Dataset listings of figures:
────────────────────

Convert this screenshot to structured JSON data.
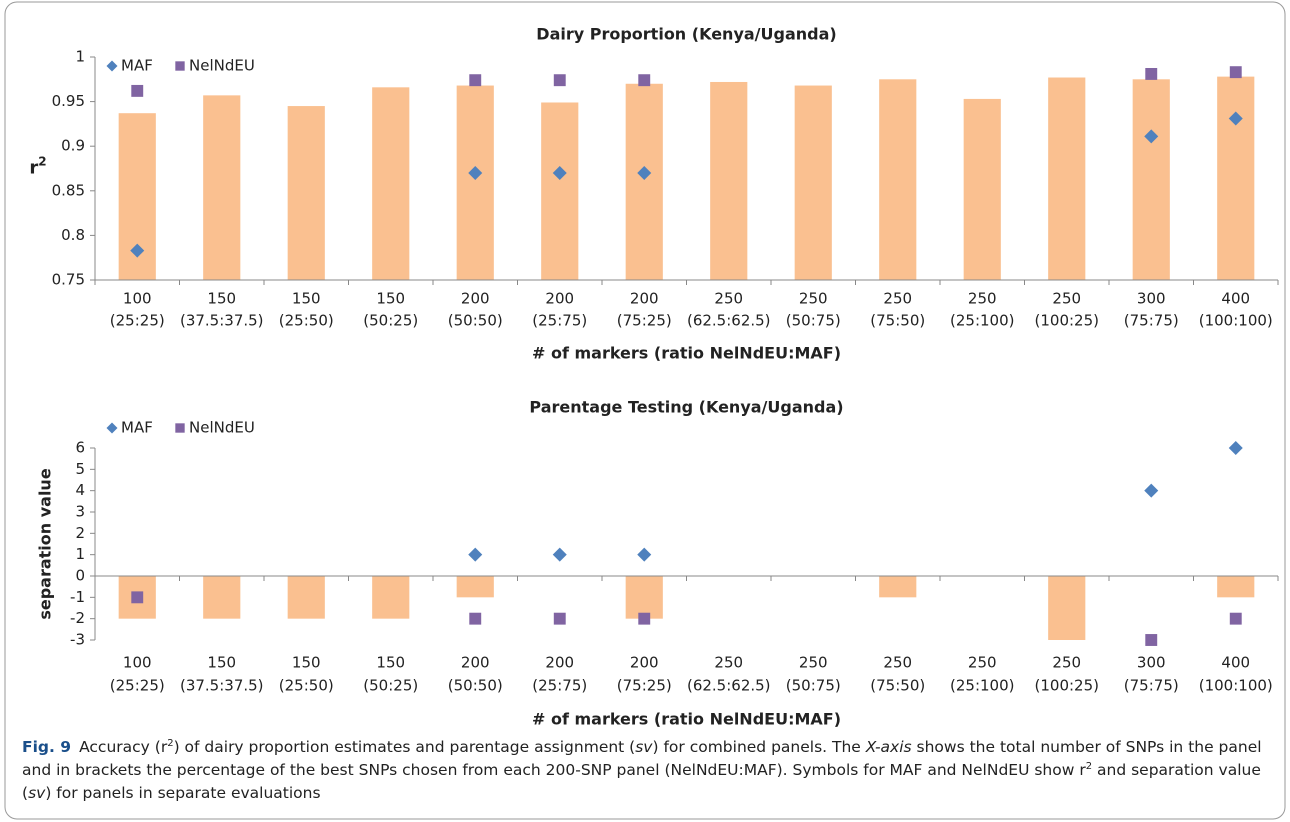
{
  "chart_data": [
    {
      "type": "bar_scatter",
      "title": "Dairy Proportion (Kenya/Uganda)",
      "y_label": "r",
      "y_label_sup": "2",
      "x_label": "# of markers (ratio NelNdEU:MAF)",
      "categories": [
        [
          "100",
          "(25:25)"
        ],
        [
          "150",
          "(37.5:37.5)"
        ],
        [
          "150",
          "(25:50)"
        ],
        [
          "150",
          "(50:25)"
        ],
        [
          "200",
          "(50:50)"
        ],
        [
          "200",
          "(25:75)"
        ],
        [
          "200",
          "(75:25)"
        ],
        [
          "250",
          "(62.5:62.5)"
        ],
        [
          "250",
          "(50:75)"
        ],
        [
          "250",
          "(75:50)"
        ],
        [
          "250",
          "(25:100)"
        ],
        [
          "250",
          "(100:25)"
        ],
        [
          "300",
          "(75:75)"
        ],
        [
          "400",
          "(100:100)"
        ]
      ],
      "bars": {
        "color": "#fac090",
        "values": [
          0.937,
          0.957,
          0.945,
          0.966,
          0.968,
          0.949,
          0.97,
          0.972,
          0.968,
          0.975,
          0.953,
          0.977,
          0.975,
          0.978
        ]
      },
      "series": [
        {
          "name": "MAF",
          "color": "#4f81bd",
          "marker": "diamond",
          "values": [
            0.783,
            null,
            null,
            null,
            0.87,
            0.87,
            0.87,
            null,
            null,
            null,
            null,
            null,
            0.911,
            0.931
          ]
        },
        {
          "name": "NelNdEU",
          "color": "#8064a2",
          "marker": "square",
          "values": [
            0.962,
            null,
            null,
            null,
            0.974,
            0.974,
            0.974,
            null,
            null,
            null,
            null,
            null,
            0.981,
            0.983
          ]
        }
      ],
      "ylim": [
        0.75,
        1
      ],
      "yticks": [
        0.75,
        0.8,
        0.85,
        0.9,
        0.95,
        1
      ],
      "legend": "top-left"
    },
    {
      "type": "bar_scatter",
      "title": "Parentage Testing (Kenya/Uganda)",
      "y_label": "separation value",
      "x_label": "# of markers (ratio NelNdEU:MAF)",
      "categories": [
        [
          "100",
          "(25:25)"
        ],
        [
          "150",
          "(37.5:37.5)"
        ],
        [
          "150",
          "(25:50)"
        ],
        [
          "150",
          "(50:25)"
        ],
        [
          "200",
          "(50:50)"
        ],
        [
          "200",
          "(25:75)"
        ],
        [
          "200",
          "(75:25)"
        ],
        [
          "250",
          "(62.5:62.5)"
        ],
        [
          "250",
          "(50:75)"
        ],
        [
          "250",
          "(75:50)"
        ],
        [
          "250",
          "(25:100)"
        ],
        [
          "250",
          "(100:25)"
        ],
        [
          "300",
          "(75:75)"
        ],
        [
          "400",
          "(100:100)"
        ]
      ],
      "bars": {
        "color": "#fac090",
        "values": [
          -2,
          -2,
          -2,
          -2,
          -1,
          0,
          -2,
          0,
          0,
          -1,
          0,
          -3,
          0,
          -1
        ]
      },
      "series": [
        {
          "name": "MAF",
          "color": "#4f81bd",
          "marker": "diamond",
          "values": [
            null,
            null,
            null,
            null,
            1,
            1,
            1,
            null,
            null,
            null,
            null,
            null,
            4,
            6
          ]
        },
        {
          "name": "NelNdEU",
          "color": "#8064a2",
          "marker": "square",
          "values": [
            -1,
            null,
            null,
            null,
            -2,
            -2,
            -2,
            null,
            null,
            null,
            null,
            null,
            -3,
            -2
          ]
        }
      ],
      "ylim": [
        -3,
        6
      ],
      "yticks": [
        -3,
        -2,
        -1,
        0,
        1,
        2,
        3,
        4,
        5,
        6
      ],
      "legend": "top-left"
    }
  ],
  "caption": {
    "segments": [
      {
        "text": "Fig. 9",
        "style": "bold"
      },
      {
        "text": "Accuracy (r"
      },
      {
        "text": "2",
        "style": "sup"
      },
      {
        "text": ") of dairy proportion estimates and parentage assignment ("
      },
      {
        "text": "sv",
        "style": "italic"
      },
      {
        "text": ") for combined panels. The "
      },
      {
        "text": "X-axis",
        "style": "italic"
      },
      {
        "text": " shows the total number of SNPs in the panel and in brackets the percentage of the best SNPs chosen from each 200-SNP panel (NelNdEU:MAF). Symbols for MAF and NelNdEU show r"
      },
      {
        "text": "2",
        "style": "sup"
      },
      {
        "text": " and separation value ("
      },
      {
        "text": "sv",
        "style": "italic"
      },
      {
        "text": ") for panels in separate evaluations"
      }
    ]
  }
}
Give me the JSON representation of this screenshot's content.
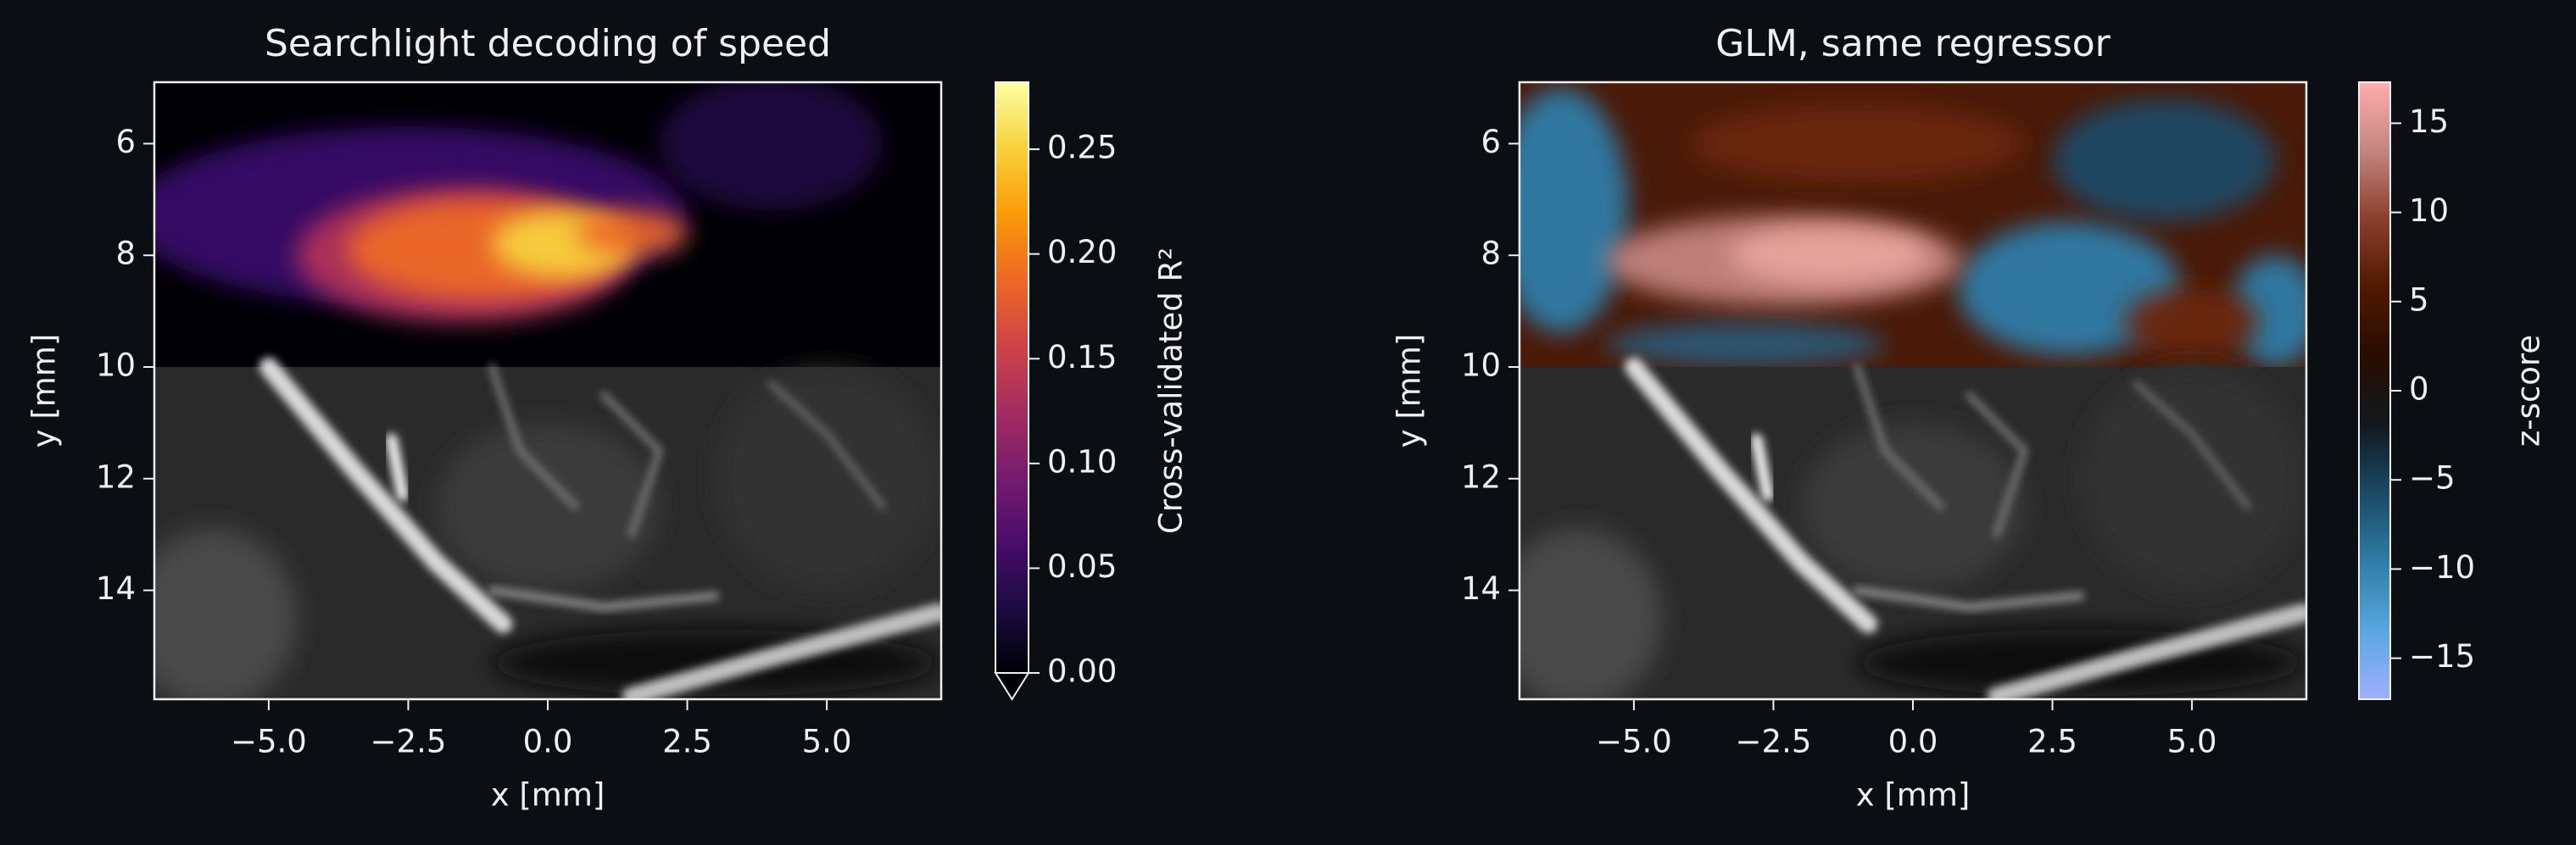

────────────────────

■ **THE TASK**:
Leave out all pictures, then copy the remaining material exactly.

■ **SOLUTION FOR THIS EXERCISE**:
Convert this screenshot to structured JSON data.
{
  "chart_data": [
    {
      "type": "bar_scatter",
      "title": "Dairy Proportion (Kenya/Uganda)",
      "y_label": "r",
      "y_label_sup": "2",
      "x_label": "# of markers (ratio NelNdEU:MAF)",
      "categories": [
        [
          "100",
          "(25:25)"
        ],
        [
          "150",
          "(37.5:37.5)"
        ],
        [
          "150",
          "(25:50)"
        ],
        [
          "150",
          "(50:25)"
        ],
        [
          "200",
          "(50:50)"
        ],
        [
          "200",
          "(25:75)"
        ],
        [
          "200",
          "(75:25)"
        ],
        [
          "250",
          "(62.5:62.5)"
        ],
        [
          "250",
          "(50:75)"
        ],
        [
          "250",
          "(75:50)"
        ],
        [
          "250",
          "(25:100)"
        ],
        [
          "250",
          "(100:25)"
        ],
        [
          "300",
          "(75:75)"
        ],
        [
          "400",
          "(100:100)"
        ]
      ],
      "bars": {
        "color": "#fac090",
        "values": [
          0.937,
          0.957,
          0.945,
          0.966,
          0.968,
          0.949,
          0.97,
          0.972,
          0.968,
          0.975,
          0.953,
          0.977,
          0.975,
          0.978
        ]
      },
      "series": [
        {
          "name": "MAF",
          "color": "#4f81bd",
          "marker": "diamond",
          "values": [
            0.783,
            null,
            null,
            null,
            0.87,
            0.87,
            0.87,
            null,
            null,
            null,
            null,
            null,
            0.911,
            0.931
          ]
        },
        {
          "name": "NelNdEU",
          "color": "#8064a2",
          "marker": "square",
          "values": [
            0.962,
            null,
            null,
            null,
            0.974,
            0.974,
            0.974,
            null,
            null,
            null,
            null,
            null,
            0.981,
            0.983
          ]
        }
      ],
      "ylim": [
        0.75,
        1
      ],
      "yticks": [
        0.75,
        0.8,
        0.85,
        0.9,
        0.95,
        1
      ],
      "legend": "top-left"
    },
    {
      "type": "bar_scatter",
      "title": "Parentage Testing (Kenya/Uganda)",
      "y_label": "separation value",
      "x_label": "# of markers (ratio NelNdEU:MAF)",
      "categories": [
        [
          "100",
          "(25:25)"
        ],
        [
          "150",
          "(37.5:37.5)"
        ],
        [
          "150",
          "(25:50)"
        ],
        [
          "150",
          "(50:25)"
        ],
        [
          "200",
          "(50:50)"
        ],
        [
          "200",
          "(25:75)"
        ],
        [
          "200",
          "(75:25)"
        ],
        [
          "250",
          "(62.5:62.5)"
        ],
        [
          "250",
          "(50:75)"
        ],
        [
          "250",
          "(75:50)"
        ],
        [
          "250",
          "(25:100)"
        ],
        [
          "250",
          "(100:25)"
        ],
        [
          "300",
          "(75:75)"
        ],
        [
          "400",
          "(100:100)"
        ]
      ],
      "bars": {
        "color": "#fac090",
        "values": [
          -2,
          -2,
          -2,
          -2,
          -1,
          0,
          -2,
          0,
          0,
          -1,
          0,
          -3,
          0,
          -1
        ]
      },
      "series": [
        {
          "name": "MAF",
          "color": "#4f81bd",
          "marker": "diamond",
          "values": [
            null,
            null,
            null,
            null,
            1,
            1,
            1,
            null,
            null,
            null,
            null,
            null,
            4,
            6
          ]
        },
        {
          "name": "NelNdEU",
          "color": "#8064a2",
          "marker": "square",
          "values": [
            -1,
            null,
            null,
            null,
            -2,
            -2,
            -2,
            null,
            null,
            null,
            null,
            null,
            -3,
            -2
          ]
        }
      ],
      "ylim": [
        -3,
        6
      ],
      "yticks": [
        -3,
        -2,
        -1,
        0,
        1,
        2,
        3,
        4,
        5,
        6
      ],
      "legend": "top-left"
    }
  ],
  "caption": {
    "segments": [
      {
        "text": "Fig. 9",
        "style": "bold"
      },
      {
        "text": "Accuracy (r"
      },
      {
        "text": "2",
        "style": "sup"
      },
      {
        "text": ") of dairy proportion estimates and parentage assignment ("
      },
      {
        "text": "sv",
        "style": "italic"
      },
      {
        "text": ") for combined panels. The "
      },
      {
        "text": "X-axis",
        "style": "italic"
      },
      {
        "text": " shows the total number of SNPs in the panel and in brackets the percentage of the best SNPs chosen from each 200-SNP panel (NelNdEU:MAF). Symbols for MAF and NelNdEU show r"
      },
      {
        "text": "2",
        "style": "sup"
      },
      {
        "text": " and separation value ("
      },
      {
        "text": "sv",
        "style": "italic"
      },
      {
        "text": ") for panels in separate evaluations"
      }
    ]
  }
}
Give me the JSON representation of this screenshot's content.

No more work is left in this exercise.